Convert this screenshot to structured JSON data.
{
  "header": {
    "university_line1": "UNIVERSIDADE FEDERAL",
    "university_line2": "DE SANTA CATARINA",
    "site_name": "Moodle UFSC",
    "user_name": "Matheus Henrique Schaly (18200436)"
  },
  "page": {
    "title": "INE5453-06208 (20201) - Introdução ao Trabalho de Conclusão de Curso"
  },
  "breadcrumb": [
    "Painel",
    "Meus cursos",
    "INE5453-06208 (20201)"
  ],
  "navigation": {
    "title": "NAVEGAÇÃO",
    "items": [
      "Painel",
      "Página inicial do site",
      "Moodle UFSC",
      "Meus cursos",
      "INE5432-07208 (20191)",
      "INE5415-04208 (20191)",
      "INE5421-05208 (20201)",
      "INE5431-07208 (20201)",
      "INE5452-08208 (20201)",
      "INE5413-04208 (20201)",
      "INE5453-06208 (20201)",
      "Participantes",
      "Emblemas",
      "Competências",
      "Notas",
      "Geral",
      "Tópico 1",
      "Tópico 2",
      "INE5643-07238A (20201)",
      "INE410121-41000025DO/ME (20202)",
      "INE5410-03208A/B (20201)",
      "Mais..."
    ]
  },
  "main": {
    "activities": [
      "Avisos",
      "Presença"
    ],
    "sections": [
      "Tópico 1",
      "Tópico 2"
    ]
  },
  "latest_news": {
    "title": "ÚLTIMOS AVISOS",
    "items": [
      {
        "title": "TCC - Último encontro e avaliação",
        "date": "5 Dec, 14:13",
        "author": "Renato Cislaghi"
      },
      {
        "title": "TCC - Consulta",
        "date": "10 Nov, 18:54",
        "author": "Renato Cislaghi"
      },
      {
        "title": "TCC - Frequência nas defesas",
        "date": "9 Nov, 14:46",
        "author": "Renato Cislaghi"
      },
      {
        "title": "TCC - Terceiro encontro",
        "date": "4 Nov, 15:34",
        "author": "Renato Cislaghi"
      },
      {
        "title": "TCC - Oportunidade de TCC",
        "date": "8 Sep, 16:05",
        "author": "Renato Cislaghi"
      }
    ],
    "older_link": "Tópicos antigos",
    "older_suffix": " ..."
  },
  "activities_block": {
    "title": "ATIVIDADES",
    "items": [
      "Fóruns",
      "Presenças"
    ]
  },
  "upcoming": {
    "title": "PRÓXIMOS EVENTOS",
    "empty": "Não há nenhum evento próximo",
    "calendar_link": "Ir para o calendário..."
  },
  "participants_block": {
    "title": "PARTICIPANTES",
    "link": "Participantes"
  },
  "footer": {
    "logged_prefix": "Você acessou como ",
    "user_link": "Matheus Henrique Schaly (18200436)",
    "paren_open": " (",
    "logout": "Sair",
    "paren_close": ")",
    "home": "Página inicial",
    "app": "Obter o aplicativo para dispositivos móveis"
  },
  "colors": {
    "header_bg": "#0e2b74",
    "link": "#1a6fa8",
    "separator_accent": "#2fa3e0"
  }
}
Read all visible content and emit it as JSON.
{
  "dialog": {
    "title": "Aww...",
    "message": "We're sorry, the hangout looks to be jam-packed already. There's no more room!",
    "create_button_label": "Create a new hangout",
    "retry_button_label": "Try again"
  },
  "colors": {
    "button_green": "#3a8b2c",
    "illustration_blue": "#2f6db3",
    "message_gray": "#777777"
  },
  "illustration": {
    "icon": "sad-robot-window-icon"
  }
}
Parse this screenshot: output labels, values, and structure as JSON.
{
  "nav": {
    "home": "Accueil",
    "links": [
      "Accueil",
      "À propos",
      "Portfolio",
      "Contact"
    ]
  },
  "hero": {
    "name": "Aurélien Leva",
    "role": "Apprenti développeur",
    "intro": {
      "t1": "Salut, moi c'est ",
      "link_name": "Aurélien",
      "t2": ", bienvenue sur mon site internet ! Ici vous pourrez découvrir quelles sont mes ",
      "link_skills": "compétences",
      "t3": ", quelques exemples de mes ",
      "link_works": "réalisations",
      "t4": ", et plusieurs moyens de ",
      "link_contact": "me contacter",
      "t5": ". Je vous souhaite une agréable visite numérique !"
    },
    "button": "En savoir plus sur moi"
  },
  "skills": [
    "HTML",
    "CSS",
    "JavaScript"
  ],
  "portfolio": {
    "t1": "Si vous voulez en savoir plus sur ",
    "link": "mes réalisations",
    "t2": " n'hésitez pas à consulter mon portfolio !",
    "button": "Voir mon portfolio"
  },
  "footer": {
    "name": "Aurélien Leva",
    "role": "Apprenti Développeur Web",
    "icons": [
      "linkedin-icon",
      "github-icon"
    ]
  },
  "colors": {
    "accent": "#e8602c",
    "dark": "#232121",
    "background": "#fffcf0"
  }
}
※
Problem to work on -> Print all of the entries exactly as they are written.

Solution to the problem ->
Convert this screenshot to structured JSON data.
{
  "header": {
    "university_line1": "UNIVERSIDADE FEDERAL",
    "university_line2": "DE SANTA CATARINA",
    "site_name": "Moodle UFSC",
    "user_name": "Matheus Henrique Schaly (18200436)"
  },
  "page": {
    "title": "INE5453-06208 (20201) - Introdução ao Trabalho de Conclusão de Curso"
  },
  "breadcrumb": [
    "Painel",
    "Meus cursos",
    "INE5453-06208 (20201)"
  ],
  "navigation": {
    "title": "NAVEGAÇÃO",
    "items": [
      "Painel",
      "Página inicial do site",
      "Moodle UFSC",
      "Meus cursos",
      "INE5432-07208 (20191)",
      "INE5415-04208 (20191)",
      "INE5421-05208 (20201)",
      "INE5431-07208 (20201)",
      "INE5452-08208 (20201)",
      "INE5413-04208 (20201)",
      "INE5453-06208 (20201)",
      "Participantes",
      "Emblemas",
      "Competências",
      "Notas",
      "Geral",
      "Tópico 1",
      "Tópico 2",
      "INE5643-07238A (20201)",
      "INE410121-41000025DO/ME (20202)",
      "INE5410-03208A/B (20201)",
      "Mais..."
    ]
  },
  "main": {
    "activities": [
      "Avisos",
      "Presença"
    ],
    "sections": [
      "Tópico 1",
      "Tópico 2"
    ]
  },
  "latest_news": {
    "title": "ÚLTIMOS AVISOS",
    "items": [
      {
        "title": "TCC - Último encontro e avaliação",
        "date": "5 Dec, 14:13",
        "author": "Renato Cislaghi"
      },
      {
        "title": "TCC - Consulta",
        "date": "10 Nov, 18:54",
        "author": "Renato Cislaghi"
      },
      {
        "title": "TCC - Frequência nas defesas",
        "date": "9 Nov, 14:46",
        "author": "Renato Cislaghi"
      },
      {
        "title": "TCC - Terceiro encontro",
        "date": "4 Nov, 15:34",
        "author": "Renato Cislaghi"
      },
      {
        "title": "TCC - Oportunidade de TCC",
        "date": "8 Sep, 16:05",
        "author": "Renato Cislaghi"
      }
    ],
    "older_link": "Tópicos antigos",
    "older_suffix": " ..."
  },
  "activities_block": {
    "title": "ATIVIDADES",
    "items": [
      "Fóruns",
      "Presenças"
    ]
  },
  "upcoming": {
    "title": "PRÓXIMOS EVENTOS",
    "empty": "Não há nenhum evento próximo",
    "calendar_link": "Ir para o calendário..."
  },
  "participants_block": {
    "title": "PARTICIPANTES",
    "link": "Participantes"
  },
  "footer": {
    "logged_prefix": "Você acessou como ",
    "user_link": "Matheus Henrique Schaly (18200436)",
    "paren_open": " (",
    "logout": "Sair",
    "paren_close": ")",
    "home": "Página inicial",
    "app": "Obter o aplicativo para dispositivos móveis"
  },
  "colors": {
    "header_bg": "#0e2b74",
    "link": "#1a6fa8",
    "separator_accent": "#2fa3e0"
  }
}
Read all visible content and emit it as JSON.
{
  "dialog": {
    "title": "Aww...",
    "message": "We're sorry, the hangout looks to be jam-packed already. There's no more room!",
    "create_button_label": "Create a new hangout",
    "retry_button_label": "Try again"
  },
  "colors": {
    "button_green": "#3a8b2c",
    "illustration_blue": "#2f6db3",
    "message_gray": "#777777"
  },
  "illustration": {
    "icon": "sad-robot-window-icon"
  }
}
Parse this screenshot: output labels, values, and structure as JSON.
{
  "nav": {
    "home": "Accueil",
    "links": [
      "Accueil",
      "À propos",
      "Portfolio",
      "Contact"
    ]
  },
  "hero": {
    "name": "Aurélien Leva",
    "role": "Apprenti développeur",
    "intro": {
      "t1": "Salut, moi c'est ",
      "link_name": "Aurélien",
      "t2": ", bienvenue sur mon site internet ! Ici vous pourrez découvrir quelles sont mes ",
      "link_skills": "compétences",
      "t3": ", quelques exemples de mes ",
      "link_works": "réalisations",
      "t4": ", et plusieurs moyens de ",
      "link_contact": "me contacter",
      "t5": ". Je vous souhaite une agréable visite numérique !"
    },
    "button": "En savoir plus sur moi"
  },
  "skills": [
    "HTML",
    "CSS",
    "JavaScript"
  ],
  "portfolio": {
    "t1": "Si vous voulez en savoir plus sur ",
    "link": "mes réalisations",
    "t2": " n'hésitez pas à consulter mon portfolio !",
    "button": "Voir mon portfolio"
  },
  "footer": {
    "name": "Aurélien Leva",
    "role": "Apprenti Développeur Web",
    "icons": [
      "linkedin-icon",
      "github-icon"
    ]
  },
  "colors": {
    "accent": "#e8602c",
    "dark": "#232121",
    "background": "#fffcf0"
  }
}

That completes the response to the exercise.